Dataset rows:
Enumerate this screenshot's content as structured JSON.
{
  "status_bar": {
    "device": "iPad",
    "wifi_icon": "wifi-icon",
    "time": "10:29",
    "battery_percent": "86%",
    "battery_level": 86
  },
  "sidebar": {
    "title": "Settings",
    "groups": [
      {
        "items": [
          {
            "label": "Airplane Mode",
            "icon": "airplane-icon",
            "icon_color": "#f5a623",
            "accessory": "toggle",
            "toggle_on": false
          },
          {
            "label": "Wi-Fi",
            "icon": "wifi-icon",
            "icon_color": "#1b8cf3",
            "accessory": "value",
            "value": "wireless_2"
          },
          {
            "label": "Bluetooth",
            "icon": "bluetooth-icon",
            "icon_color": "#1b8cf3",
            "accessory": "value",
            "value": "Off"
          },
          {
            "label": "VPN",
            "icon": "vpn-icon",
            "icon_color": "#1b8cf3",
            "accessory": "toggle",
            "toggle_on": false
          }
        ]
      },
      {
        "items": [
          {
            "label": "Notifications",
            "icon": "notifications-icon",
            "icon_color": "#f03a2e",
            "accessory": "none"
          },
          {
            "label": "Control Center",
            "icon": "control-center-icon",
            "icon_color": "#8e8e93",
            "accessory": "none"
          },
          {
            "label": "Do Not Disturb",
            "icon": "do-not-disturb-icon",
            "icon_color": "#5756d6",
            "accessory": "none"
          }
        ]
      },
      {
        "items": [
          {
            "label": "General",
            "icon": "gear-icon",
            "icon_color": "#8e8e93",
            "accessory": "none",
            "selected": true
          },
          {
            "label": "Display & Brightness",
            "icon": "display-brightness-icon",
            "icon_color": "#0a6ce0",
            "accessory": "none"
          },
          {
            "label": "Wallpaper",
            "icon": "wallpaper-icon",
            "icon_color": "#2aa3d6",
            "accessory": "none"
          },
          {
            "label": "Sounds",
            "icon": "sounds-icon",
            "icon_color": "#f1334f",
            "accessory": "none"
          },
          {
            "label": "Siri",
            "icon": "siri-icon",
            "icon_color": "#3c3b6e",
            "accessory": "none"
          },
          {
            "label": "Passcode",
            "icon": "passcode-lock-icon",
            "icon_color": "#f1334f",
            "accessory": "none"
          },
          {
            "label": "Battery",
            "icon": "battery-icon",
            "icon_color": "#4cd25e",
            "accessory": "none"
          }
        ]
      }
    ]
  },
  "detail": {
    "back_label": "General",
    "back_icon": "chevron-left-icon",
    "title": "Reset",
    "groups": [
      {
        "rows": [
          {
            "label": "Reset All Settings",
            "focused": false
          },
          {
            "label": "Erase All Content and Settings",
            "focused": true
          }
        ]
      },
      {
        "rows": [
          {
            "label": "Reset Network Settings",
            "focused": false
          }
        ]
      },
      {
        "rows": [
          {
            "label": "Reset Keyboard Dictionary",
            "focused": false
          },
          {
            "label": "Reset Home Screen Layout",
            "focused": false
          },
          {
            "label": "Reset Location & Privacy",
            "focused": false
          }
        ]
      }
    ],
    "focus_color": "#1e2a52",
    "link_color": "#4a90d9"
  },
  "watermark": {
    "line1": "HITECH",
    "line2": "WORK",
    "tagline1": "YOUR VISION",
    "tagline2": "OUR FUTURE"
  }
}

**Instructions for the task**
Filter the listing above for the string "value" and copy every matching line.

**Exercise solution**
            "accessory": "value",
            "value": "wireless_2"
            "accessory": "value",
            "value": "Off"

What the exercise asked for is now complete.